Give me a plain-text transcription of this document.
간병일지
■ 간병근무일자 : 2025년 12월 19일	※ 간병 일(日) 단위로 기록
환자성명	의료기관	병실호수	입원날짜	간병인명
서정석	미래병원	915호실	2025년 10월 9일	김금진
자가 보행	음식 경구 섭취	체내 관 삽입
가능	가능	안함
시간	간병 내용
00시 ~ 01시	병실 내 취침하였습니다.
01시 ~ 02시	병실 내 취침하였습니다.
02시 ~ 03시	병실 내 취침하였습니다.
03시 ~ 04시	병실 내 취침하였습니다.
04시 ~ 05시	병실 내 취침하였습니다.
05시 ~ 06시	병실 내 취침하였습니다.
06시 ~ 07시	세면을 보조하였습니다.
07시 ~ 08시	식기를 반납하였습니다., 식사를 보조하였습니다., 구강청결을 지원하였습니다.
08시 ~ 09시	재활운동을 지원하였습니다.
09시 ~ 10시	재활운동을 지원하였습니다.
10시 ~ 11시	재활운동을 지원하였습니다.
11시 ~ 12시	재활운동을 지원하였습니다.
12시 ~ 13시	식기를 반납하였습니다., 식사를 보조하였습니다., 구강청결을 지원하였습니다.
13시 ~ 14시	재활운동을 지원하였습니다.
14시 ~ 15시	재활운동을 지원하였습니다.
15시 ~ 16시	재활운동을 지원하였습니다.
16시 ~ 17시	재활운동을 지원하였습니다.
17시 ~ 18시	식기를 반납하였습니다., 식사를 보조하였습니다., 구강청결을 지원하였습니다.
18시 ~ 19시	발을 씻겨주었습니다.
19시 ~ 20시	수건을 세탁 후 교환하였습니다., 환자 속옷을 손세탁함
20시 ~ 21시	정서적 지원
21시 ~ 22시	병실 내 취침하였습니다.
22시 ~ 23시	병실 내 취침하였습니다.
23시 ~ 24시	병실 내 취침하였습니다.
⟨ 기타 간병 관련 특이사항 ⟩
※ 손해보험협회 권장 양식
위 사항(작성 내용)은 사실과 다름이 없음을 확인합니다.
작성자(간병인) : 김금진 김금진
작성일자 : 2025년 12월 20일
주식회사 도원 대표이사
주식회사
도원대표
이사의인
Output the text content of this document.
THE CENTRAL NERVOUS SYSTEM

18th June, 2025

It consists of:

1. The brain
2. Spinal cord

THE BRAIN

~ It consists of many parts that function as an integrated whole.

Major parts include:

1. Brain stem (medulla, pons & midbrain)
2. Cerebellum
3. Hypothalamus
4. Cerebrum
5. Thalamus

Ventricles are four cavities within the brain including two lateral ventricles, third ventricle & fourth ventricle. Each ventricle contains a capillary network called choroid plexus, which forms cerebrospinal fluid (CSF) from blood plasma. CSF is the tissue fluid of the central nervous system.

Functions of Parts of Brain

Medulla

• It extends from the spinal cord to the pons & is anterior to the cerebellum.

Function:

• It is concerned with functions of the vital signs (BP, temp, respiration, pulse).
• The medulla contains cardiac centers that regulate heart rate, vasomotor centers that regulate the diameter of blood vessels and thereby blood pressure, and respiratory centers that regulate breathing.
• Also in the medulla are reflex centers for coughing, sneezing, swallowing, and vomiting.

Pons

GOAL: Exactly reproduce the lines beginning with the one that contains "Output the text content of this document." and ending with the last line of the material, both included. Leave out everything else.

EXPECTED ANSWER:
Output the text content of this document.
THE CENTRAL NERVOUS SYSTEM

18th June, 2025

It consists of:

1. The brain
2. Spinal cord

THE BRAIN

~ It consists of many parts that function as an integrated whole.

Major parts include:

1. Brain stem (medulla, pons & midbrain)
2. Cerebellum
3. Hypothalamus
4. Cerebrum
5. Thalamus

Ventricles are four cavities within the brain including two lateral ventricles, third ventricle & fourth ventricle. Each ventricle contains a capillary network called choroid plexus, which forms cerebrospinal fluid (CSF) from blood plasma. CSF is the tissue fluid of the central nervous system.

Functions of Parts of Brain

Medulla

• It extends from the spinal cord to the pons & is anterior to the cerebellum.

Function:

• It is concerned with functions of the vital signs (BP, temp, respiration, pulse).
• The medulla contains cardiac centers that regulate heart rate, vasomotor centers that regulate the diameter of blood vessels and thereby blood pressure, and respiratory centers that regulate breathing.
• Also in the medulla are reflex centers for coughing, sneezing, swallowing, and vomiting.

Pons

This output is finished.